» **Stated exercise**: Extract the lines that carry the string "this" from the listing.

» **Records provided**:
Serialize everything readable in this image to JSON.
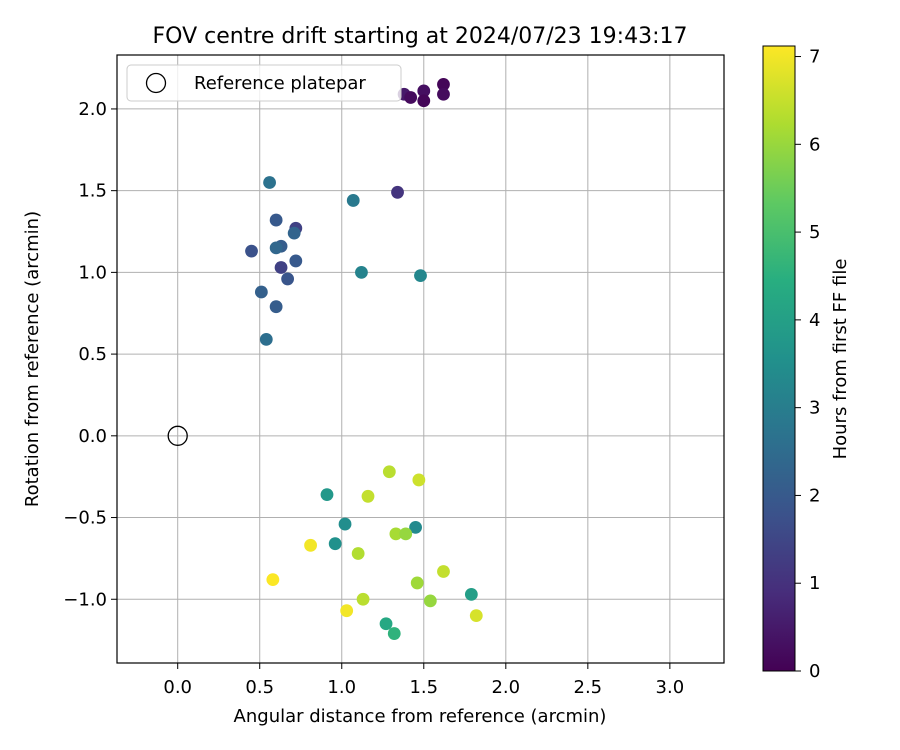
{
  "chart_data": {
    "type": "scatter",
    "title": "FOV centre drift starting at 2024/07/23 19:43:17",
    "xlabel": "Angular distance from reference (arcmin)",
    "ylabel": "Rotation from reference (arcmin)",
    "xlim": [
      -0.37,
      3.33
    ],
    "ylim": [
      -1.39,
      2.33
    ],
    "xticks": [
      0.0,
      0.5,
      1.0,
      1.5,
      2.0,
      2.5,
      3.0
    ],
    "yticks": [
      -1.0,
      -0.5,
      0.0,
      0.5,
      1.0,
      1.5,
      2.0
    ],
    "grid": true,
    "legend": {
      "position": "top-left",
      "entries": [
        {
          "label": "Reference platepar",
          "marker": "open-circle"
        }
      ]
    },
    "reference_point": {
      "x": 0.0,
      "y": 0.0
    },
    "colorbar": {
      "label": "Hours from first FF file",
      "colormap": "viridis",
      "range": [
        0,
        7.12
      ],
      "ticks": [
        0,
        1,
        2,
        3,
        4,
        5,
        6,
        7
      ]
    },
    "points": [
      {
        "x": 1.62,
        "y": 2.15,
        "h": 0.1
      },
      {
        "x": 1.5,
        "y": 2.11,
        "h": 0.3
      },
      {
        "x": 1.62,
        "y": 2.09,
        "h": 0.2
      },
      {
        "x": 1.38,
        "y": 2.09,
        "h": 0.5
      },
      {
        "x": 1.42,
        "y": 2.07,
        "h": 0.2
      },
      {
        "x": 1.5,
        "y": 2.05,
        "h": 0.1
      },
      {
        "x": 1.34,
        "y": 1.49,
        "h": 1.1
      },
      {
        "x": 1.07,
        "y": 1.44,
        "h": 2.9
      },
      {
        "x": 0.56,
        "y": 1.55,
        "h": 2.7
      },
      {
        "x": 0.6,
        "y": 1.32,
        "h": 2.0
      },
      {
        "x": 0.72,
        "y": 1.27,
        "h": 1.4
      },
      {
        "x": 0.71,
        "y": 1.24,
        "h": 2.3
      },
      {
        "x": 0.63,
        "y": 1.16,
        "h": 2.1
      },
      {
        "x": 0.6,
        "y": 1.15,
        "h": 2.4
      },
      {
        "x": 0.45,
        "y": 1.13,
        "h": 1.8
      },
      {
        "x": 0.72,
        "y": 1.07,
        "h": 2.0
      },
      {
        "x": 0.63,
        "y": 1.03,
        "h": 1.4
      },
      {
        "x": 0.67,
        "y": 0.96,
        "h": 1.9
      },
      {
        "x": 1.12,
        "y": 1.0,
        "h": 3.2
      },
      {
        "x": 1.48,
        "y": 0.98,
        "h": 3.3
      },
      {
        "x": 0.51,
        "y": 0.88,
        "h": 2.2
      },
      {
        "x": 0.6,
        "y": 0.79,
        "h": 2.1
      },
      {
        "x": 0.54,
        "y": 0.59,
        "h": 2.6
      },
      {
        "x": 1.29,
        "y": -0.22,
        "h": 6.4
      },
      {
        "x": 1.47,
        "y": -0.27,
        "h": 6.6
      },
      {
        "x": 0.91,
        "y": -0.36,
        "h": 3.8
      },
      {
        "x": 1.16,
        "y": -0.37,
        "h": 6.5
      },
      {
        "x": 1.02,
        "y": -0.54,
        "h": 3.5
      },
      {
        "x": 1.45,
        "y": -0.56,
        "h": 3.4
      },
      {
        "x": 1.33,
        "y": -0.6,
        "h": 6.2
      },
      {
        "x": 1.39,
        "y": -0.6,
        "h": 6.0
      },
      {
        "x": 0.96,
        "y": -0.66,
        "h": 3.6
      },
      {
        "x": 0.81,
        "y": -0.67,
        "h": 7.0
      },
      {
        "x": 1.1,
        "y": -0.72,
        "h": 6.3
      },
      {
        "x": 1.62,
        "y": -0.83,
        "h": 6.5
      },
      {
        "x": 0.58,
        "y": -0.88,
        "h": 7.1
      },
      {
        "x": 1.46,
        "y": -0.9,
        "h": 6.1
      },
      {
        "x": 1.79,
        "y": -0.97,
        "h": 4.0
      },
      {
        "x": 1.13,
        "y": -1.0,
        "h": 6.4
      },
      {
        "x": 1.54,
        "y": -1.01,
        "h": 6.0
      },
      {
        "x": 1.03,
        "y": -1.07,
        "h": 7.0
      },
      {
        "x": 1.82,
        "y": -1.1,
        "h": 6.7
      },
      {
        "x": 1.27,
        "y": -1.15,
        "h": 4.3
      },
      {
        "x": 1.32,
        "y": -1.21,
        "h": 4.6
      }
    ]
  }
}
...
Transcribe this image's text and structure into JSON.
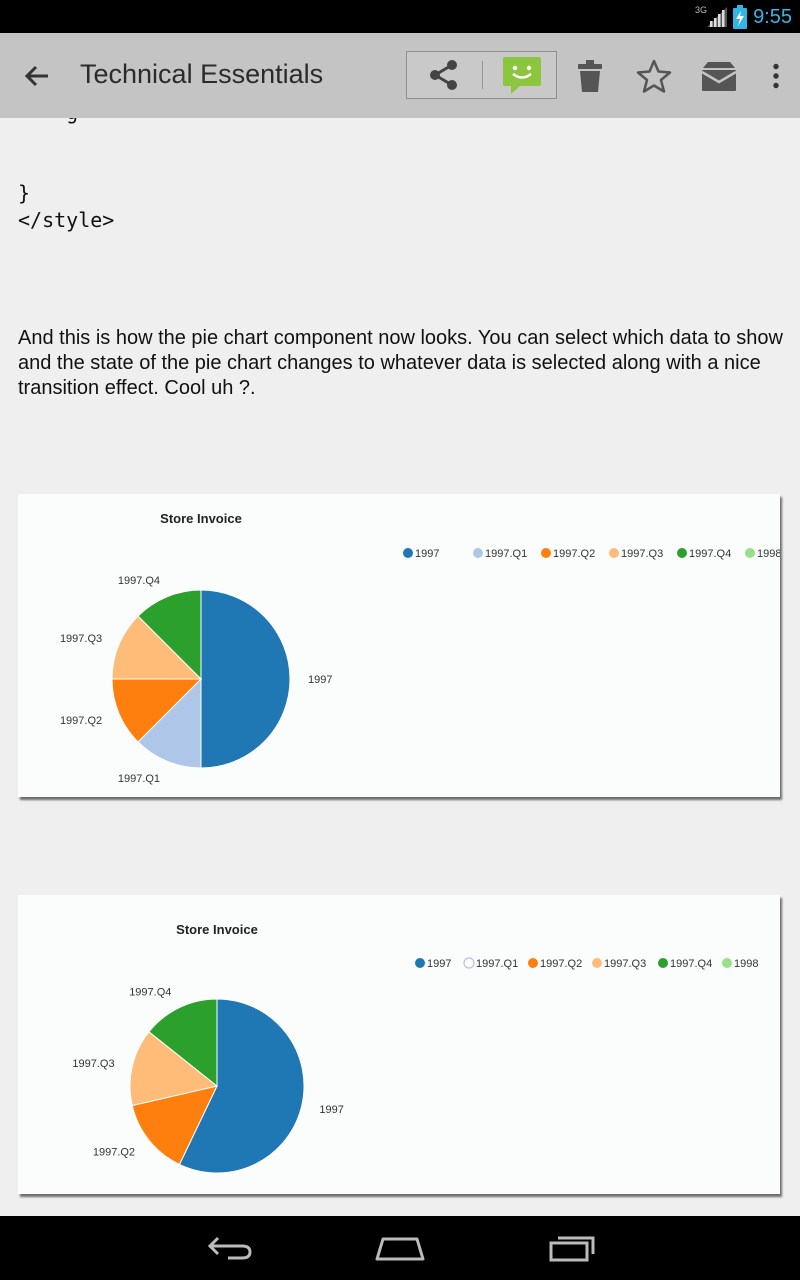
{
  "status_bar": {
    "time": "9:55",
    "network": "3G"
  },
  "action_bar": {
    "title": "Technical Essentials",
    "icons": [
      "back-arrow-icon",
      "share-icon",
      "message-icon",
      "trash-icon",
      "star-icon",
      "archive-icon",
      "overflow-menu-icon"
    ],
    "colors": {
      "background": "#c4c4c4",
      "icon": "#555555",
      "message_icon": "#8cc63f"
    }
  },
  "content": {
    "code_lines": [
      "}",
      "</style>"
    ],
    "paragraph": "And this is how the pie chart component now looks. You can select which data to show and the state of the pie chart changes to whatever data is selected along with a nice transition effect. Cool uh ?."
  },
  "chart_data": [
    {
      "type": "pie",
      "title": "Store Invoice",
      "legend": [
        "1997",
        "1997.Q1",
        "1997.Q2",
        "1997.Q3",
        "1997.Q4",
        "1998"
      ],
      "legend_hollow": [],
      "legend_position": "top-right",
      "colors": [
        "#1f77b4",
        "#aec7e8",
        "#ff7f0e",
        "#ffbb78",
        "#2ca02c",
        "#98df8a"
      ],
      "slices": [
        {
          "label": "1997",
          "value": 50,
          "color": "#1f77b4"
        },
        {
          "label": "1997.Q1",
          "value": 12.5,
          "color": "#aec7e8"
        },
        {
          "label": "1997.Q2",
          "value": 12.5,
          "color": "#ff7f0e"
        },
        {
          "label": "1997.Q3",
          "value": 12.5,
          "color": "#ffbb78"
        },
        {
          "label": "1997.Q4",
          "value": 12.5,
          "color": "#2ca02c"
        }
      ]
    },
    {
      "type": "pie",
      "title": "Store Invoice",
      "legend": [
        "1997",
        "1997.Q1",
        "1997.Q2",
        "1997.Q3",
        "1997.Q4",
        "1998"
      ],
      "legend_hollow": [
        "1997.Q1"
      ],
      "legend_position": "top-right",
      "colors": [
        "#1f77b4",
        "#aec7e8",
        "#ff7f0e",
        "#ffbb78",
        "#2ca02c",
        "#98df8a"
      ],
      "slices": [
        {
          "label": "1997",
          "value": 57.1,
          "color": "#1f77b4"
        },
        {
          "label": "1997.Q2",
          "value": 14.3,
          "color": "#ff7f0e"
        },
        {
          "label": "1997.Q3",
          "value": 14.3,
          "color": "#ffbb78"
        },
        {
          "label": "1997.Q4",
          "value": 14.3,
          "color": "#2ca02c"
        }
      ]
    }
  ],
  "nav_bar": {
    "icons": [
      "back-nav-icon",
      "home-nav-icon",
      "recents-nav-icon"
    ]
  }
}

» **Written answer**:
Serialize everything readable in this image to JSON.
Transcribe this image's text and structure into JSON.
    "paragraph": "And this is how the pie chart component now looks. You can select which data to show and the state of the pie chart changes to whatever data is selected along with a nice transition effect. Cool uh ?."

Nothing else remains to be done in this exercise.